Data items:
-*-
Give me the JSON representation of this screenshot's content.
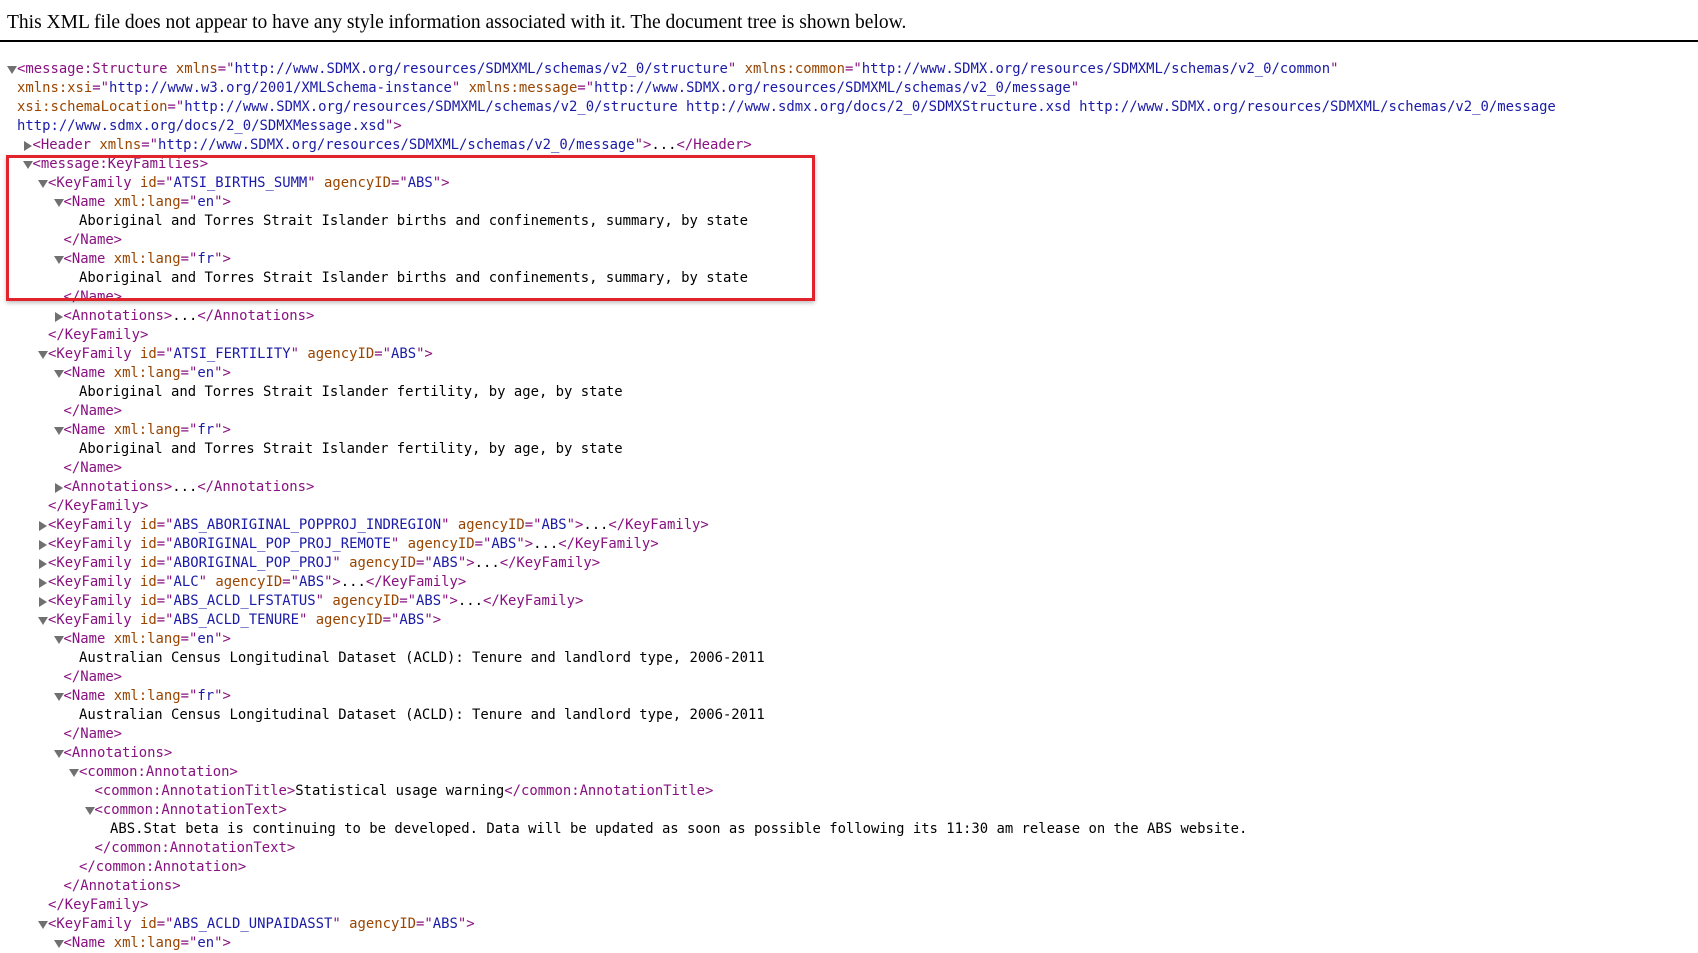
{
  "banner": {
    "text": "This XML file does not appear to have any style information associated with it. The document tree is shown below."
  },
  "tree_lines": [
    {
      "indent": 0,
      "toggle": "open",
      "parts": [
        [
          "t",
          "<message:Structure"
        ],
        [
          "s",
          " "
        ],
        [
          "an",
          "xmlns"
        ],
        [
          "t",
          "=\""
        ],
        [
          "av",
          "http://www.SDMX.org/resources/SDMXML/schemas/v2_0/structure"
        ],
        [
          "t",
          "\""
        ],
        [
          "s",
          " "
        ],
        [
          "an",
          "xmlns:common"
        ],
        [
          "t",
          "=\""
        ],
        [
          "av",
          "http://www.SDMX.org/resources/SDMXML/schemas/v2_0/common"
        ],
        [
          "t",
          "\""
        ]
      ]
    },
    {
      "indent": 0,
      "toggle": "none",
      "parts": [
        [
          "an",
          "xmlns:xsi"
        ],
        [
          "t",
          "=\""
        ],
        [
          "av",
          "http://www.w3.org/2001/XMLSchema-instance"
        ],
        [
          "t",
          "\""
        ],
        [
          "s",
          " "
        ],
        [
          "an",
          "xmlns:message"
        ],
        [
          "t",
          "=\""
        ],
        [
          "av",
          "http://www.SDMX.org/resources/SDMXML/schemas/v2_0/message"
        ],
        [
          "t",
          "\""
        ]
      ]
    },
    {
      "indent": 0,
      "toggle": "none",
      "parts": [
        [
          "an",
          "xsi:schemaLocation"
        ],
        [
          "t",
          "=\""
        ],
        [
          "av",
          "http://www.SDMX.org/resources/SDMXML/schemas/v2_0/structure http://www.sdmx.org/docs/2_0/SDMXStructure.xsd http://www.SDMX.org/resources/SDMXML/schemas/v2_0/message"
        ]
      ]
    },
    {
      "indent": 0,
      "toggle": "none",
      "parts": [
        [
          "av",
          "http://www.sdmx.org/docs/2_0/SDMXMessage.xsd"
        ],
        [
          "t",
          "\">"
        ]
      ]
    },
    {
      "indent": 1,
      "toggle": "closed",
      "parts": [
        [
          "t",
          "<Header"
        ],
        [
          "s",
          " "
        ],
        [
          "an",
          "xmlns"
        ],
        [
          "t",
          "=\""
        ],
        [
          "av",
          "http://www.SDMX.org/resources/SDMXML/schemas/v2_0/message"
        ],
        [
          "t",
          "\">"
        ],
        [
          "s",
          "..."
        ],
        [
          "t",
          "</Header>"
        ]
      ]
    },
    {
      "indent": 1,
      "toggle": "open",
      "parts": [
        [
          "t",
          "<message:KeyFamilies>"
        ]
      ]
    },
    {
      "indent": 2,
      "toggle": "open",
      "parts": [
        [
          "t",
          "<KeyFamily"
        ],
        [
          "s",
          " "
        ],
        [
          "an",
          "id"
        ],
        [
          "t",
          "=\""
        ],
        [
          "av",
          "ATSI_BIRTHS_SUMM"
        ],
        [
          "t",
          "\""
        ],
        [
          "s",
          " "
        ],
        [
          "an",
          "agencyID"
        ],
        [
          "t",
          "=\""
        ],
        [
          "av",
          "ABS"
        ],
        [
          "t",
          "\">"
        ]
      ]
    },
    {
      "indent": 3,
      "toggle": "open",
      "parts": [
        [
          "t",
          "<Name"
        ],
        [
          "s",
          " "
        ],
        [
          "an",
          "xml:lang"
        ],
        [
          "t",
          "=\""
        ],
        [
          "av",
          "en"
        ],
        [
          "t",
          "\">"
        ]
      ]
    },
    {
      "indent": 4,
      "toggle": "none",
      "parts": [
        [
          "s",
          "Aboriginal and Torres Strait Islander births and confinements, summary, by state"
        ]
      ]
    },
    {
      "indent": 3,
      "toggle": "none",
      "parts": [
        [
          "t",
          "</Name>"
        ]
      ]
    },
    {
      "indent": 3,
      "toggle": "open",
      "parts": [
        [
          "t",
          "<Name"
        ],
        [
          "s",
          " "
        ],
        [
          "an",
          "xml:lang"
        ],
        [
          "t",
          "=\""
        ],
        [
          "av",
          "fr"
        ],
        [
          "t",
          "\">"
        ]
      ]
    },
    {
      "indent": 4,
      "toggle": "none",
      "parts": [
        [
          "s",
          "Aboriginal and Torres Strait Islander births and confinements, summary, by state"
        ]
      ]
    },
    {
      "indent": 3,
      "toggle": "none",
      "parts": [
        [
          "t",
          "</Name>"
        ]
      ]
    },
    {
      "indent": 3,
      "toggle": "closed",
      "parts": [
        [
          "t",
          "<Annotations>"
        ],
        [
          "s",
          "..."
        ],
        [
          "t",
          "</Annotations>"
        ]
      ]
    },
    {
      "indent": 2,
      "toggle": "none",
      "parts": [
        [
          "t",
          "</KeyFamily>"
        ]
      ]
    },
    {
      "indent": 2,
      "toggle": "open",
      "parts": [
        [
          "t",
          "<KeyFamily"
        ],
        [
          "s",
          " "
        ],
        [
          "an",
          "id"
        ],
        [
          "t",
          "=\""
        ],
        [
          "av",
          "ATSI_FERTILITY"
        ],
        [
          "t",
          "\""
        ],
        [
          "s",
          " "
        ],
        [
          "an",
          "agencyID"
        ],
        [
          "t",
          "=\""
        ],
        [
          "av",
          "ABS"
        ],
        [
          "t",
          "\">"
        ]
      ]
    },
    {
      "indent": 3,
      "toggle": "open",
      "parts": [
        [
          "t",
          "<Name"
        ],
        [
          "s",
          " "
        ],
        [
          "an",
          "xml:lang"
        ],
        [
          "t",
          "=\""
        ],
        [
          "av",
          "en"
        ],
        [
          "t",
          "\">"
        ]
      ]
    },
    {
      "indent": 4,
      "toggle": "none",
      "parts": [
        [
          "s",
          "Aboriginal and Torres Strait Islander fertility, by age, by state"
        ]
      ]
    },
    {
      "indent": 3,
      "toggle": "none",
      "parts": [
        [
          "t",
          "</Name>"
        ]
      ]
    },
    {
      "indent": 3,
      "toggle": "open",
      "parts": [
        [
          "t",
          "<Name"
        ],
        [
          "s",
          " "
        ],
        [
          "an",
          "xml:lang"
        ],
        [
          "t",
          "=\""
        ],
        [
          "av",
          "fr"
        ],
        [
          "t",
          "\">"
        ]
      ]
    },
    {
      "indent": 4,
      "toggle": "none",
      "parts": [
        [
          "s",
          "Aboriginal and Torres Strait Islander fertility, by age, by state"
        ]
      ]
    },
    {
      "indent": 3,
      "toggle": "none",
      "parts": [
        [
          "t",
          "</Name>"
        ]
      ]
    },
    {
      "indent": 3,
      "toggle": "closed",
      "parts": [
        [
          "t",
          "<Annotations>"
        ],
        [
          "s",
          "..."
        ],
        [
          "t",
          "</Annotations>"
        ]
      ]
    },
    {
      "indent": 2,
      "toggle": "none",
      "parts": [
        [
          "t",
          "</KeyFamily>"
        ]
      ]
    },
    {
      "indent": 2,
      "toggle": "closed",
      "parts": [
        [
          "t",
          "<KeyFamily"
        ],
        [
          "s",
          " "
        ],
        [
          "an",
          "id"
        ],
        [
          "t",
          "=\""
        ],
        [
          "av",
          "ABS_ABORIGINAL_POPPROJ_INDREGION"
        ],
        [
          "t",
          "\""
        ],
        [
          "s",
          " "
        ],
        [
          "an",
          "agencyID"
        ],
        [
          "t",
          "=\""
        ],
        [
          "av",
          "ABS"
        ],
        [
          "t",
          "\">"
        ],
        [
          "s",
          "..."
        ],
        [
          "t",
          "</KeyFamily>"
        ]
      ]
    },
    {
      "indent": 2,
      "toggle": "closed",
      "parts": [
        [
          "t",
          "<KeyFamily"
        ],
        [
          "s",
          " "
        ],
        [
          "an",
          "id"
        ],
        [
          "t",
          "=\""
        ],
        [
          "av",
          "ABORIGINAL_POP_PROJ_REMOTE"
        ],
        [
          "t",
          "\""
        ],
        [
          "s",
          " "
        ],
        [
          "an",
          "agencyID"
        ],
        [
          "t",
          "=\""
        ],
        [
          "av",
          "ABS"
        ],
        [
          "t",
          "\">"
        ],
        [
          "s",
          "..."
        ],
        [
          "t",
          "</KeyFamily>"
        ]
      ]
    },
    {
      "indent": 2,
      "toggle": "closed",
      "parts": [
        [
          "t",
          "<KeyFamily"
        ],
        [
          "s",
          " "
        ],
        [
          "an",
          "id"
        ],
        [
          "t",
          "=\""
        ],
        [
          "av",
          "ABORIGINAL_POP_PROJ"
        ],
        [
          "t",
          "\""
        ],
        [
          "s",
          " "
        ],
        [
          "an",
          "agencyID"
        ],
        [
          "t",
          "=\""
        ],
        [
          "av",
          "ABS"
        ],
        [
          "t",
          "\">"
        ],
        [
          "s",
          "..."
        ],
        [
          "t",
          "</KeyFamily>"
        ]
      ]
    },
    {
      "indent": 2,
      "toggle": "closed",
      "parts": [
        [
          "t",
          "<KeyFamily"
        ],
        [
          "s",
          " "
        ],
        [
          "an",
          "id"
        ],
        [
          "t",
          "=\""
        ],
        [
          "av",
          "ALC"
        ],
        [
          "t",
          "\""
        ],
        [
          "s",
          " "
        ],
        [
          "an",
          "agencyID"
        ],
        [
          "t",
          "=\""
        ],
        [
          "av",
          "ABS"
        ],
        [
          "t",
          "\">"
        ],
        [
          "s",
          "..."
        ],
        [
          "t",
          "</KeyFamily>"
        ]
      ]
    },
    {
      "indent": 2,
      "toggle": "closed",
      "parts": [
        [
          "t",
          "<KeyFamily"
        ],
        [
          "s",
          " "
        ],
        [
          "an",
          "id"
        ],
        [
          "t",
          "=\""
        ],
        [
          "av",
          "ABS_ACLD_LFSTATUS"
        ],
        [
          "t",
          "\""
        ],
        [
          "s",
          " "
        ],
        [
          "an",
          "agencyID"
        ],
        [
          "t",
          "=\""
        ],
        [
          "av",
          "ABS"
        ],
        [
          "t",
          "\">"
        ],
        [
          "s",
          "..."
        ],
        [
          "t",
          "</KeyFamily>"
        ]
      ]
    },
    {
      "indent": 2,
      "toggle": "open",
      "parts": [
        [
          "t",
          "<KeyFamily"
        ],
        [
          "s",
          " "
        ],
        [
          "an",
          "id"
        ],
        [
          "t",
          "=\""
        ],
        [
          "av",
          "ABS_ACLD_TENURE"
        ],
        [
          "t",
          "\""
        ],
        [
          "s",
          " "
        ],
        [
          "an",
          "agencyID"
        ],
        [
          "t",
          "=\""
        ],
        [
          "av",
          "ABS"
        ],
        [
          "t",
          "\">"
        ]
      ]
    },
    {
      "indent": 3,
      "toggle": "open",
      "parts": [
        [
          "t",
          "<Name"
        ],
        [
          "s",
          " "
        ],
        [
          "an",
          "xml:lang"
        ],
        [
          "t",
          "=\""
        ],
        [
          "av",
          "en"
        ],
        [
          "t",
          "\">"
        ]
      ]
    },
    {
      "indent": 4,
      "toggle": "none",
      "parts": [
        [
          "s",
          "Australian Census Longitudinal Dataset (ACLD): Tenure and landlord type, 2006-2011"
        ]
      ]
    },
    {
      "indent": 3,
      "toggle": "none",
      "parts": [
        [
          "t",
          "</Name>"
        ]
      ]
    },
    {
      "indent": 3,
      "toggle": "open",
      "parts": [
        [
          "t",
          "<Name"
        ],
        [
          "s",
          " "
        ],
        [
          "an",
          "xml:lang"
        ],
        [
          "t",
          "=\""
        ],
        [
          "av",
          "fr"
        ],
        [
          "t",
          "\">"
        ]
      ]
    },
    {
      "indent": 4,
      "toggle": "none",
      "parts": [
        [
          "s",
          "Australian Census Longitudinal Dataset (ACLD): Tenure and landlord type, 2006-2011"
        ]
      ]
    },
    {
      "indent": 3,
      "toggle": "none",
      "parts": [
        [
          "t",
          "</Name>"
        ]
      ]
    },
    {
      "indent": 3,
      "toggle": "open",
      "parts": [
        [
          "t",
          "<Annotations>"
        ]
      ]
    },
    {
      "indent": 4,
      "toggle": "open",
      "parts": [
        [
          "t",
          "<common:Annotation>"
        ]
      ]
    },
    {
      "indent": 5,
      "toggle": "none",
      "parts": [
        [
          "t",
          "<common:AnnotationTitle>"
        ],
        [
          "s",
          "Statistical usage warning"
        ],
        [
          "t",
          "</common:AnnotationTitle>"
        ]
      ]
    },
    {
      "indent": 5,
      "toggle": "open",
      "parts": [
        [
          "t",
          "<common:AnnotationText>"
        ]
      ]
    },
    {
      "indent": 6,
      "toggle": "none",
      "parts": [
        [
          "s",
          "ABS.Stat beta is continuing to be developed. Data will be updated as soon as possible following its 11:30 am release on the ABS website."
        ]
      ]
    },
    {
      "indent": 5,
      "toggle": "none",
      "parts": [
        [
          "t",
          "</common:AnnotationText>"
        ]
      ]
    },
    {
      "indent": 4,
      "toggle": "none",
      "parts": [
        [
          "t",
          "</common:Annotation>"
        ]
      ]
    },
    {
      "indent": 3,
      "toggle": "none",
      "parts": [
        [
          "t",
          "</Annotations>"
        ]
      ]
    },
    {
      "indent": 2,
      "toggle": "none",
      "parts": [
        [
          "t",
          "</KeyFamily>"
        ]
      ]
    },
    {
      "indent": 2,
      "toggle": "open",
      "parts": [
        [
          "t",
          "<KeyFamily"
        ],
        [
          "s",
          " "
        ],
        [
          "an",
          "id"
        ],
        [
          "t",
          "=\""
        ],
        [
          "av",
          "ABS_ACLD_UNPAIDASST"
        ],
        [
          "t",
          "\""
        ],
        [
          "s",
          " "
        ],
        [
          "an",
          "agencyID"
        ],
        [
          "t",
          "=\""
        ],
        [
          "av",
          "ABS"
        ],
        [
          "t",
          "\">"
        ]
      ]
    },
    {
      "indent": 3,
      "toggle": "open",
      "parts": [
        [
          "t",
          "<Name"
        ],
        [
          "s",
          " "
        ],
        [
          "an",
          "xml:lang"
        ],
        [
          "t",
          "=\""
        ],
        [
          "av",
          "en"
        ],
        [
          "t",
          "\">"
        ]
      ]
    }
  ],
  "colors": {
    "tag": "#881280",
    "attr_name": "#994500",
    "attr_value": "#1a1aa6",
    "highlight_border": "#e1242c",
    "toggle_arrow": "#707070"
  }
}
-*-
Set problem: Pick every line with "xmlns" in it and copy it.

Exercise output:
          "xmlns"
          "xmlns:common"
          "xmlns:xsi"
          "xmlns:message"
          "xmlns"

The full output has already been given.